* _TASK TO CARRY OUT_: Your task is to repeat all of the material exactly.

== DATASET EXTRACT

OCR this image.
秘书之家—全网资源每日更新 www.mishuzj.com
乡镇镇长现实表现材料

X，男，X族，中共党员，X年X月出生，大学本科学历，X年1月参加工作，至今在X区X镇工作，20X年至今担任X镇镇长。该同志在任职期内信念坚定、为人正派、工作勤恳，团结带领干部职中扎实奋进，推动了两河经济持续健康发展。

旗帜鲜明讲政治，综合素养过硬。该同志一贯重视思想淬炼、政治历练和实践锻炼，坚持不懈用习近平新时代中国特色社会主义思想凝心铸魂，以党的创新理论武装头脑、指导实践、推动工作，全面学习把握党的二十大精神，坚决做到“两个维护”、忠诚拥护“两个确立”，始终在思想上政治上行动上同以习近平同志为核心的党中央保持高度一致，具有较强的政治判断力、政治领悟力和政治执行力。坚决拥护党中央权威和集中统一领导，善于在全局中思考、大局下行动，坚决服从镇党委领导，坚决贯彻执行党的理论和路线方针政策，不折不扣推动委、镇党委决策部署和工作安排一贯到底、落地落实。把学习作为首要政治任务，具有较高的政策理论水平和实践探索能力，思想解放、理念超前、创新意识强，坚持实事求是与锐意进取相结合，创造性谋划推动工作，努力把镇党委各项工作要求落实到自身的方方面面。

====

* _SOLUTION BELOW_:
OCR this image.
秘书之家—全网资源每日更新 www.mishuzj.com
乡镇镇长现实表现材料

X，男，X族，中共党员，X年X月出生，大学本科学历，X年1月参加工作，至今在X区X镇工作，20X年至今担任X镇镇长。该同志在任职期内信念坚定、为人正派、工作勤恳，团结带领干部职中扎实奋进，推动了两河经济持续健康发展。

旗帜鲜明讲政治，综合素养过硬。该同志一贯重视思想淬炼、政治历练和实践锻炼，坚持不懈用习近平新时代中国特色社会主义思想凝心铸魂，以党的创新理论武装头脑、指导实践、推动工作，全面学习把握党的二十大精神，坚决做到“两个维护”、忠诚拥护“两个确立”，始终在思想上政治上行动上同以习近平同志为核心的党中央保持高度一致，具有较强的政治判断力、政治领悟力和政治执行力。坚决拥护党中央权威和集中统一领导，善于在全局中思考、大局下行动，坚决服从镇党委领导，坚决贯彻执行党的理论和路线方针政策，不折不扣推动委、镇党委决策部署和工作安排一贯到底、落地落实。把学习作为首要政治任务，具有较高的政策理论水平和实践探索能力，思想解放、理念超前、创新意识强，坚持实事求是与锐意进取相结合，创造性谋划推动工作，努力把镇党委各项工作要求落实到自身的方方面面。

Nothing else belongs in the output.